**What to produce**
Retype every line below exactly as it appears, leaving out any pictures.
** start of Dataset extract **
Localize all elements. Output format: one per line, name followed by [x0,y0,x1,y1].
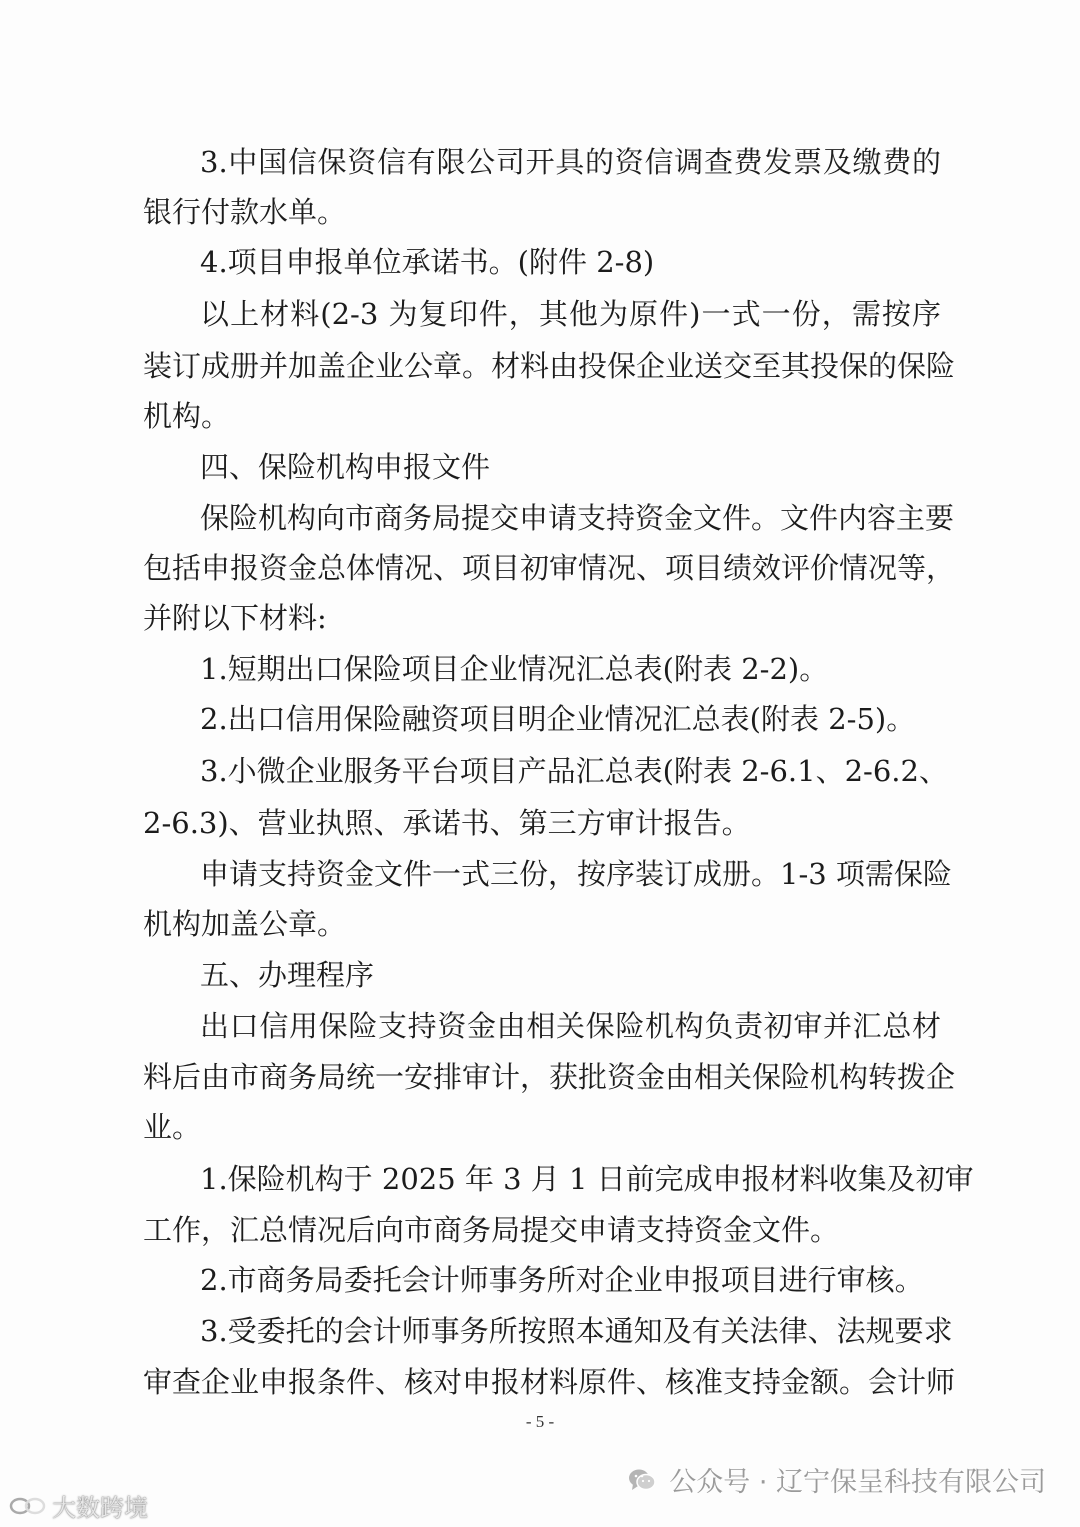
text-line: 料后由市商务局统一安排审计，获批资金由相关保险机构转拨企 [143,1060,956,1094]
text-line: 工作，汇总情况后向市商务局提交申请支持资金文件。 [143,1213,840,1247]
wechat-icon [627,1465,657,1495]
list-item: 3.小微企业服务平台项目产品汇总表(附表 2-6.1、2-6.2、 [200,754,948,788]
text-line: 装订成册并加盖企业公章。材料由投保企业送交至其投保的保险 [143,349,956,383]
text-line: 2-6.3)、营业执照、承诺书、第三方审计报告。 [143,806,751,840]
text-line: 3.中国信保资信有限公司开具的资信调查费发票及缴费的 [200,145,941,179]
chain-logo-icon [8,1493,48,1519]
text-line: 申请支持资金文件一式三份，按序装订成册。1-3 项需保险 [200,857,952,891]
list-item: 3.受委托的会计师事务所按照本通知及有关法律、法规要求 [200,1314,953,1348]
text-line: 银行付款水单。 [143,195,347,229]
watermark-text: 公众号 · 辽宁保呈科技有限公司 [669,1467,1046,1498]
site-watermark [8,1488,148,1523]
page-number: - 5 - [525,1412,555,1431]
list-item: 2.市商务局委托会计师事务所对企业申报项目进行审核。 [200,1263,924,1297]
text-line: 机构加盖公章。 [143,907,347,941]
text-line: 业。 [143,1110,202,1144]
text-line: 4.项目申报单位承诺书。(附件 2-8) [200,245,655,279]
list-item: 1.短期出口保险项目企业情况汇总表(附表 2-2)。 [200,652,829,686]
text-line: 保险机构向市商务局提交申请支持资金文件。文件内容主要 [200,501,955,535]
list-item: 1.保险机构于 2025 年 3 月 1 日前完成申报材料收集及初审 [200,1162,974,1196]
text-line: 以上材料(2-3 为复印件，其他为原件)一式一份，需按序 [200,297,941,331]
watermark-text: 大数跨境 [52,1494,148,1522]
section-heading: 四、保险机构申报文件 [200,450,491,484]
section-heading: 五、办理程序 [200,958,375,992]
text-line: 出口信用保险支持资金由相关保险机构负责初审并汇总材 [200,1009,941,1043]
list-item: 2.出口信用保险融资项目明企业情况汇总表(附表 2-5)。 [200,702,916,736]
text-line: 并附以下材料: [143,601,327,635]
wechat-watermark [627,1460,1046,1499]
text-line: 机构。 [143,399,231,433]
text-line: 包括申报资金总体情况、项目初审情况、项目绩效评价情况等， [143,551,956,585]
text-line: 审查企业申报条件、核对申报材料原件、核准支持金额。会计师 [143,1365,956,1399]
** end of Dataset extract **
**Solution for this task**
Localize all elements. Output format: one per line, name followed by [x0,y0,x1,y1].
text-line: 料后由市商务局统一安排审计，获批资金由相关保险机构转拨企 [143,1060,956,1094]
text-line: 工作，汇总情况后向市商务局提交申请支持资金文件。 [143,1213,840,1247]
wechat-icon [627,1465,657,1495]
list-item: 3.小微企业服务平台项目产品汇总表(附表 2-6.1、2-6.2、 [200,754,948,788]
text-line: 装订成册并加盖企业公章。材料由投保企业送交至其投保的保险 [143,349,956,383]
text-line: 2-6.3)、营业执照、承诺书、第三方审计报告。 [143,806,751,840]
text-line: 3.中国信保资信有限公司开具的资信调查费发票及缴费的 [200,145,941,179]
chain-logo-icon [8,1493,48,1519]
text-line: 申请支持资金文件一式三份，按序装订成册。1-3 项需保险 [200,857,952,891]
list-item: 3.受委托的会计师事务所按照本通知及有关法律、法规要求 [200,1314,953,1348]
text-line: 银行付款水单。 [143,195,347,229]
watermark-text: 公众号 · 辽宁保呈科技有限公司 [669,1467,1046,1498]
site-watermark [8,1488,148,1523]
page-number: - 5 - [525,1412,555,1431]
list-item: 2.市商务局委托会计师事务所对企业申报项目进行审核。 [200,1263,924,1297]
text-line: 机构加盖公章。 [143,907,347,941]
text-line: 业。 [143,1110,202,1144]
text-line: 4.项目申报单位承诺书。(附件 2-8) [200,245,655,279]
list-item: 1.短期出口保险项目企业情况汇总表(附表 2-2)。 [200,652,829,686]
text-line: 保险机构向市商务局提交申请支持资金文件。文件内容主要 [200,501,955,535]
list-item: 1.保险机构于 2025 年 3 月 1 日前完成申报材料收集及初审 [200,1162,974,1196]
text-line: 以上材料(2-3 为复印件，其他为原件)一式一份，需按序 [200,297,941,331]
watermark-text: 大数跨境 [52,1494,148,1522]
section-heading: 四、保险机构申报文件 [200,450,491,484]
section-heading: 五、办理程序 [200,958,375,992]
text-line: 出口信用保险支持资金由相关保险机构负责初审并汇总材 [200,1009,941,1043]
list-item: 2.出口信用保险融资项目明企业情况汇总表(附表 2-5)。 [200,702,916,736]
text-line: 并附以下材料: [143,601,327,635]
wechat-watermark [627,1460,1046,1499]
text-line: 机构。 [143,399,231,433]
text-line: 包括申报资金总体情况、项目初审情况、项目绩效评价情况等， [143,551,956,585]
text-line: 审查企业申报条件、核对申报材料原件、核准支持金额。会计师 [143,1365,956,1399]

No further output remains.